GIVEN PROBLEM
All of the entries need to be written out again, exactly as they are.

MATERIAL
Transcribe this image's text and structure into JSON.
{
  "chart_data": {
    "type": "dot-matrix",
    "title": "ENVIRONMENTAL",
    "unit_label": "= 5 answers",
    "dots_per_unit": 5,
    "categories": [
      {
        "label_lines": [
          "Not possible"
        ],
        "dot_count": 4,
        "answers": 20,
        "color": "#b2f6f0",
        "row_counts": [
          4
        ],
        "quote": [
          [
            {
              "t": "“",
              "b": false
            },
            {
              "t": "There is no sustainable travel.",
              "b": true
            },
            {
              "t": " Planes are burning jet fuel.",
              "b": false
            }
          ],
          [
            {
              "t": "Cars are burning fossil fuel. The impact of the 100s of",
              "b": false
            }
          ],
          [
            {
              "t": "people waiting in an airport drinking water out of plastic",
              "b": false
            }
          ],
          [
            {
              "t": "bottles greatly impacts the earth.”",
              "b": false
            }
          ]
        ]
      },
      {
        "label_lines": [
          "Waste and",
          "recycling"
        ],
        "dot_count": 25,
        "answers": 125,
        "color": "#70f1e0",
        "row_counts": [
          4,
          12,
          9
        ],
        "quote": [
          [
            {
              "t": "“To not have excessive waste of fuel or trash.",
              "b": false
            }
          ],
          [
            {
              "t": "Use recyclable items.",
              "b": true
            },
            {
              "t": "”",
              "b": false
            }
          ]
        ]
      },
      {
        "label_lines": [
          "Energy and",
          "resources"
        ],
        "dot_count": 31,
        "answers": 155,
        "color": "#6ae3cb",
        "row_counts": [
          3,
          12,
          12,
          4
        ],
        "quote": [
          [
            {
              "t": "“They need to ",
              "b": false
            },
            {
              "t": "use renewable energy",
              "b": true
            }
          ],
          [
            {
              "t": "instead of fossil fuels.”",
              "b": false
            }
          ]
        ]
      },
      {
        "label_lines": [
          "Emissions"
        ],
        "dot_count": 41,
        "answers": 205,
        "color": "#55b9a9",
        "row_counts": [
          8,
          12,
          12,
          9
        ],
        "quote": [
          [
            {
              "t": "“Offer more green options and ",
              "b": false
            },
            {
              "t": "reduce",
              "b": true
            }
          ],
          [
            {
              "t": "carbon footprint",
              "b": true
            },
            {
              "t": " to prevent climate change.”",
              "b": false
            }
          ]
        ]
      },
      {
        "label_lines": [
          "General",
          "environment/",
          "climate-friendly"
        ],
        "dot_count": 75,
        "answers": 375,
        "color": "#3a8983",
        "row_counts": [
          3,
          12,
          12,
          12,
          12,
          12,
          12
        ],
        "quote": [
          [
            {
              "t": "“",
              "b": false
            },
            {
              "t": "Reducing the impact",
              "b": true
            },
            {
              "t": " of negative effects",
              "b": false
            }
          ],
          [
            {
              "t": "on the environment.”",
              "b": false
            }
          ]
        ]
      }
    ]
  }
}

RESULT
Transcribe this image's text and structure into JSON.
{
  "chart_data": {
    "type": "dot-matrix",
    "title": "ENVIRONMENTAL",
    "unit_label": "= 5 answers",
    "dots_per_unit": 5,
    "categories": [
      {
        "label_lines": [
          "Not possible"
        ],
        "dot_count": 4,
        "answers": 20,
        "color": "#b2f6f0",
        "row_counts": [
          4
        ],
        "quote": [
          [
            {
              "t": "“",
              "b": false
            },
            {
              "t": "There is no sustainable travel.",
              "b": true
            },
            {
              "t": " Planes are burning jet fuel.",
              "b": false
            }
          ],
          [
            {
              "t": "Cars are burning fossil fuel. The impact of the 100s of",
              "b": false
            }
          ],
          [
            {
              "t": "people waiting in an airport drinking water out of plastic",
              "b": false
            }
          ],
          [
            {
              "t": "bottles greatly impacts the earth.”",
              "b": false
            }
          ]
        ]
      },
      {
        "label_lines": [
          "Waste and",
          "recycling"
        ],
        "dot_count": 25,
        "answers": 125,
        "color": "#70f1e0",
        "row_counts": [
          4,
          12,
          9
        ],
        "quote": [
          [
            {
              "t": "“To not have excessive waste of fuel or trash.",
              "b": false
            }
          ],
          [
            {
              "t": "Use recyclable items.",
              "b": true
            },
            {
              "t": "”",
              "b": false
            }
          ]
        ]
      },
      {
        "label_lines": [
          "Energy and",
          "resources"
        ],
        "dot_count": 31,
        "answers": 155,
        "color": "#6ae3cb",
        "row_counts": [
          3,
          12,
          12,
          4
        ],
        "quote": [
          [
            {
              "t": "“They need to ",
              "b": false
            },
            {
              "t": "use renewable energy",
              "b": true
            }
          ],
          [
            {
              "t": "instead of fossil fuels.”",
              "b": false
            }
          ]
        ]
      },
      {
        "label_lines": [
          "Emissions"
        ],
        "dot_count": 41,
        "answers": 205,
        "color": "#55b9a9",
        "row_counts": [
          8,
          12,
          12,
          9
        ],
        "quote": [
          [
            {
              "t": "“Offer more green options and ",
              "b": false
            },
            {
              "t": "reduce",
              "b": true
            }
          ],
          [
            {
              "t": "carbon footprint",
              "b": true
            },
            {
              "t": " to prevent climate change.”",
              "b": false
            }
          ]
        ]
      },
      {
        "label_lines": [
          "General",
          "environment/",
          "climate-friendly"
        ],
        "dot_count": 75,
        "answers": 375,
        "color": "#3a8983",
        "row_counts": [
          3,
          12,
          12,
          12,
          12,
          12,
          12
        ],
        "quote": [
          [
            {
              "t": "“",
              "b": false
            },
            {
              "t": "Reducing the impact",
              "b": true
            },
            {
              "t": " of negative effects",
              "b": false
            }
          ],
          [
            {
              "t": "on the environment.”",
              "b": false
            }
          ]
        ]
      }
    ]
  }
}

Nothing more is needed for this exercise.